DATA IN THIS EXERCISE >>
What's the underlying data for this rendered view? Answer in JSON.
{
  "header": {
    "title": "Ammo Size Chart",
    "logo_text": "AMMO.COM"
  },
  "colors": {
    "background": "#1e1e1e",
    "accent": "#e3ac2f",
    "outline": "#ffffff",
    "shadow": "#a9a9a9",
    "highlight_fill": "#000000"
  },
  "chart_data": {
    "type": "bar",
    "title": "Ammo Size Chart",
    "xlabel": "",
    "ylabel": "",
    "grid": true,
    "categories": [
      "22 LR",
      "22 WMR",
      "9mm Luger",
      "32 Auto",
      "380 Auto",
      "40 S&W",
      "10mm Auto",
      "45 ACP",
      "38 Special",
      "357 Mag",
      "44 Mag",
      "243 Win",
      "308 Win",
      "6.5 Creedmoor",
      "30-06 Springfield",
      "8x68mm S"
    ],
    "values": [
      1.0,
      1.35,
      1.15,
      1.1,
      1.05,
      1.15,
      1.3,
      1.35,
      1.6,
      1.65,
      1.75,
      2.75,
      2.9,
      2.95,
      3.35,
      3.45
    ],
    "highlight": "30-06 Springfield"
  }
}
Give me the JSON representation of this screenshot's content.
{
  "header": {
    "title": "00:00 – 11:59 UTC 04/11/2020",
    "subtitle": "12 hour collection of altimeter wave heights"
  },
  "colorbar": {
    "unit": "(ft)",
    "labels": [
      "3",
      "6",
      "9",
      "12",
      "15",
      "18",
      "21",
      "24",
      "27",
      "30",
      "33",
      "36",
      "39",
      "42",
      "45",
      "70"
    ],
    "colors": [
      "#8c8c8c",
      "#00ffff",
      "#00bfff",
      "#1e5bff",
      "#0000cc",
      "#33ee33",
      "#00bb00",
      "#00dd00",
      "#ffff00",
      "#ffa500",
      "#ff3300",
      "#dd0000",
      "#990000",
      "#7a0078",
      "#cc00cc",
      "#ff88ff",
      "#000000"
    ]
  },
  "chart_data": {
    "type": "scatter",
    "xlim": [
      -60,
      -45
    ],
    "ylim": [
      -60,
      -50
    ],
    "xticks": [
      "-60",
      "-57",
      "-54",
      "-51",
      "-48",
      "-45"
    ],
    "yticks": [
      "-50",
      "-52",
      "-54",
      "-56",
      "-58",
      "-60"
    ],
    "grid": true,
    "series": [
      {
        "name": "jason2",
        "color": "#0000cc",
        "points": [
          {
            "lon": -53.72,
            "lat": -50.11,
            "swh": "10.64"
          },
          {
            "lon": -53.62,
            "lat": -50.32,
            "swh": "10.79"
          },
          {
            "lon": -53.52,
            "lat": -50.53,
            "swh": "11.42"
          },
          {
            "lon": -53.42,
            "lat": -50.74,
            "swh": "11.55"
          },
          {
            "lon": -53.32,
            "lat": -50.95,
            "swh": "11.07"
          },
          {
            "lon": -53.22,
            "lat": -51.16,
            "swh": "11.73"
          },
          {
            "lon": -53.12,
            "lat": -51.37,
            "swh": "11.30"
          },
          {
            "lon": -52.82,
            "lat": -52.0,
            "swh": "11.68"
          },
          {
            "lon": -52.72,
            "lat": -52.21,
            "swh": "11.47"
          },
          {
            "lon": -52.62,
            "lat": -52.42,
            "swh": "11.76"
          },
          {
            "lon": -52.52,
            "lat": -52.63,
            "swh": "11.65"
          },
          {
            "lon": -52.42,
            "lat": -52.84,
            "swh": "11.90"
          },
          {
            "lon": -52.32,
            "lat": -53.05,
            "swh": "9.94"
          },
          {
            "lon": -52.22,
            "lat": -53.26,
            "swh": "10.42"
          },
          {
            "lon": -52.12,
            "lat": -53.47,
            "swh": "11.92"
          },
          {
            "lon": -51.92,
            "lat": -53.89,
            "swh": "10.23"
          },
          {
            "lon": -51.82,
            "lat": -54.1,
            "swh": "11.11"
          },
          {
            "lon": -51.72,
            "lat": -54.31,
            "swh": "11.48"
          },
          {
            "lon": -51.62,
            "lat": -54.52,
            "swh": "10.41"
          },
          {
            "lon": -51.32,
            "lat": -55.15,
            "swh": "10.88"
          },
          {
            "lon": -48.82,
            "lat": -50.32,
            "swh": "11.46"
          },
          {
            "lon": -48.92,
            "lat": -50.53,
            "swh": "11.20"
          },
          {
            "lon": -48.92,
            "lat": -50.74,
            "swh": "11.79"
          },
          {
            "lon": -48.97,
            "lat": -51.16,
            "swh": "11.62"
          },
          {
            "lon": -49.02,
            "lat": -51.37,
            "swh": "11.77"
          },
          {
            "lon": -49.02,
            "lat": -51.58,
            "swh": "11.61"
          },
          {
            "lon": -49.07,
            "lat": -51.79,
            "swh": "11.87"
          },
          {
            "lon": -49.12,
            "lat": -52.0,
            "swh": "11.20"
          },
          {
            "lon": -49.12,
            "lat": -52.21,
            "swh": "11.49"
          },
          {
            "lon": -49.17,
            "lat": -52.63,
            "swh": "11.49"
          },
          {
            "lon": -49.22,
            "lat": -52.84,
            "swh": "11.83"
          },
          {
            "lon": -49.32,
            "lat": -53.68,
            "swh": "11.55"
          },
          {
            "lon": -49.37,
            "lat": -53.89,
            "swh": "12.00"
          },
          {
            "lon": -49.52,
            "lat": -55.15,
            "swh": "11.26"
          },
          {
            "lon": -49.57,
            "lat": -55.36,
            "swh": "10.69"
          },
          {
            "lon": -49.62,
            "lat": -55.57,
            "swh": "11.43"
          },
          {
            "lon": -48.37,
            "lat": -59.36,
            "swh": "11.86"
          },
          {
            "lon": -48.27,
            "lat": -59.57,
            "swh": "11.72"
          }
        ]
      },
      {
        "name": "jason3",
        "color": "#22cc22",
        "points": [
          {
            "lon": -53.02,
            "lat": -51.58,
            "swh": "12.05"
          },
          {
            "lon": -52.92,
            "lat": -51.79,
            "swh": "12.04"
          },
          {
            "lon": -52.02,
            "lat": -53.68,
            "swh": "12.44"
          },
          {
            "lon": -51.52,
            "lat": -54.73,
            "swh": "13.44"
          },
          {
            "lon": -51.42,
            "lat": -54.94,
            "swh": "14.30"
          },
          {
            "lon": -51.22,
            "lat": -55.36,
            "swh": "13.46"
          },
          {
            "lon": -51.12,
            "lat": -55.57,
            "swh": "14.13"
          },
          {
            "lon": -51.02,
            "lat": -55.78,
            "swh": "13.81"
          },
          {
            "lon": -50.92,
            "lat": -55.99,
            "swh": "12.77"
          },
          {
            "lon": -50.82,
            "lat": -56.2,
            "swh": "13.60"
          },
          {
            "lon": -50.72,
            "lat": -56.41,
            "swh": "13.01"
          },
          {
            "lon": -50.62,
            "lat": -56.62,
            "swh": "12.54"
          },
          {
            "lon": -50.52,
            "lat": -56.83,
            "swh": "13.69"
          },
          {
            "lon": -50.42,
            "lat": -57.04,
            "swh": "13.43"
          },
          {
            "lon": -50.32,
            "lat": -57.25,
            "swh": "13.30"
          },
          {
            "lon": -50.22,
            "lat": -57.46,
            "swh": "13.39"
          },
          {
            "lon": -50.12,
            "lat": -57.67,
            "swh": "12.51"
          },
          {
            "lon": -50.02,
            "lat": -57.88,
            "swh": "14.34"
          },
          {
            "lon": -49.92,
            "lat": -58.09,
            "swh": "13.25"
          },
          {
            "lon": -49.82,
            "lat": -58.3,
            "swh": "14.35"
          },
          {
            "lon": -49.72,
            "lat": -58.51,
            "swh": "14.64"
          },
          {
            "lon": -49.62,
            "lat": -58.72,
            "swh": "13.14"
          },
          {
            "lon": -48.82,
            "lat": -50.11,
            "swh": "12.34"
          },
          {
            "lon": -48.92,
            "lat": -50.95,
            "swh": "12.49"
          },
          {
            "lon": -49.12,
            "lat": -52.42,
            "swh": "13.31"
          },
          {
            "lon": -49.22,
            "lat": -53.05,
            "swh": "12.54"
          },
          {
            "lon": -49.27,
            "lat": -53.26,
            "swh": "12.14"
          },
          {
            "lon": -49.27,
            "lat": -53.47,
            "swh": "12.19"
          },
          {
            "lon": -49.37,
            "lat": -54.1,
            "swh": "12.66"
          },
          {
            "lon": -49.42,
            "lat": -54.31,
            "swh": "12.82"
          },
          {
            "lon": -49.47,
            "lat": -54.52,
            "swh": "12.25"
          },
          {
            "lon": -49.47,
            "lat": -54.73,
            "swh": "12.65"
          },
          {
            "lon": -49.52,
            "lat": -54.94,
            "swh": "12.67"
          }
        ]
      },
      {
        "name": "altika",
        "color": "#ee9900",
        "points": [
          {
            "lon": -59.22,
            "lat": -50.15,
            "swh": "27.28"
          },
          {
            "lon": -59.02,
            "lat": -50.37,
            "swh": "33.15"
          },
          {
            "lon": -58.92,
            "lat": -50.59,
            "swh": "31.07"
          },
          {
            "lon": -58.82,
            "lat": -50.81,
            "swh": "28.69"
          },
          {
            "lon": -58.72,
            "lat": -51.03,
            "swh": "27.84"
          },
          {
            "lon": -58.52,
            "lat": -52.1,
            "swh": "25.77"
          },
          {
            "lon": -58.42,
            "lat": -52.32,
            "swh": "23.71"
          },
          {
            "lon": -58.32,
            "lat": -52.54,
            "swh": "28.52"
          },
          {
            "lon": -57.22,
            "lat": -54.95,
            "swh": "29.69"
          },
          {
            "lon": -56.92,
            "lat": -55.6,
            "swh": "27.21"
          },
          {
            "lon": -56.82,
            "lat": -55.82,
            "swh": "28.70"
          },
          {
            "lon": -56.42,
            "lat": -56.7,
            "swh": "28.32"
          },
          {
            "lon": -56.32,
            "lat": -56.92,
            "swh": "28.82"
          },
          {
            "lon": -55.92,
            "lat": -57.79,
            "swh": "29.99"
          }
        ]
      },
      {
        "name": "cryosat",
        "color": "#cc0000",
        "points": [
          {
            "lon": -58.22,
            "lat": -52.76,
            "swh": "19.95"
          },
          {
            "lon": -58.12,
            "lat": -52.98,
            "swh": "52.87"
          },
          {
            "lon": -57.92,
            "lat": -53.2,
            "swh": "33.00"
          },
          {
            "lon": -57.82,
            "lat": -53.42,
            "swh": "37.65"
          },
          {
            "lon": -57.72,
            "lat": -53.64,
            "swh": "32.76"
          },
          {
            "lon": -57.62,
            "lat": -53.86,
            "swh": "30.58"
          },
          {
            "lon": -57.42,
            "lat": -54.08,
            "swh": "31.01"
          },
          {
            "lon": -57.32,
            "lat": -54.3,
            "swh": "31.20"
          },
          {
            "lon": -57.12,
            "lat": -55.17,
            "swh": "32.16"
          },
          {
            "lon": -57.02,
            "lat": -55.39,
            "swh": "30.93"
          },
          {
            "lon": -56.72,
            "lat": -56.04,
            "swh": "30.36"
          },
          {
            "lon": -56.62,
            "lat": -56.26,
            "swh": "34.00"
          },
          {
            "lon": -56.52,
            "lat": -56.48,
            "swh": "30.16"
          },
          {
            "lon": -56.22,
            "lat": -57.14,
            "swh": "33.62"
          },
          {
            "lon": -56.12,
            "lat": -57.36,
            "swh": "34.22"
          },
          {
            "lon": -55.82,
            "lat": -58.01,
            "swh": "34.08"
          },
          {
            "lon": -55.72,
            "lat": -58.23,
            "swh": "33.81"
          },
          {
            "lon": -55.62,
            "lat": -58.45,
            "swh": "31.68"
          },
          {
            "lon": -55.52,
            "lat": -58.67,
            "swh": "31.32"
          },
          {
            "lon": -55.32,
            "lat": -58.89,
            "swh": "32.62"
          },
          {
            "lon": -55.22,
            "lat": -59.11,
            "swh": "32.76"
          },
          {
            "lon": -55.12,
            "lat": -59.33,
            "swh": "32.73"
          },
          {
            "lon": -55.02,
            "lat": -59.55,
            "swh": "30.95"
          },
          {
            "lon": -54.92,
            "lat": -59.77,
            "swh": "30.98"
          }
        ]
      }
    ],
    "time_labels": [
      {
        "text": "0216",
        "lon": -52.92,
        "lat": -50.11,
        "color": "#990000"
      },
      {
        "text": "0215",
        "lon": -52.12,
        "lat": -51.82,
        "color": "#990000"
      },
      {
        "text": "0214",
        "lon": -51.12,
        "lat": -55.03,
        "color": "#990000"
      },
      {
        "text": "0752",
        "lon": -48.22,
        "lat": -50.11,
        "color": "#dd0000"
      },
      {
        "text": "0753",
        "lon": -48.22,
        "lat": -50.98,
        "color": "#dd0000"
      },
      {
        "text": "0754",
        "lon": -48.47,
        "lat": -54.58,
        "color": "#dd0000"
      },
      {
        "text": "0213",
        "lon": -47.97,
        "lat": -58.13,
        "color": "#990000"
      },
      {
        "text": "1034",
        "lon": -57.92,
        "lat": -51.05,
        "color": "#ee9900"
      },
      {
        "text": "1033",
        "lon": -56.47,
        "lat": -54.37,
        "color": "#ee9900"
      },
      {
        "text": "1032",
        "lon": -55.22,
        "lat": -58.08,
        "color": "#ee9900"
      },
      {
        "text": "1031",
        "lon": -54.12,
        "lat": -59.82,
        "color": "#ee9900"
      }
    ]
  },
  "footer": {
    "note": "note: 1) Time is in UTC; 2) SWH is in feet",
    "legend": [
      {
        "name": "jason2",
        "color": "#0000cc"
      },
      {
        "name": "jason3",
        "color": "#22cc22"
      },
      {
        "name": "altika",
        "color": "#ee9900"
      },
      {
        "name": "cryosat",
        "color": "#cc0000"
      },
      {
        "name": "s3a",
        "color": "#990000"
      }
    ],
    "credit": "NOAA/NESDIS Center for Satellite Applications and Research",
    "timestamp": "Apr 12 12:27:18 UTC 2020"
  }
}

EXERCISE >> State only the count of lines above that hold the string "Springfield".

FULL RESPONSE >> 2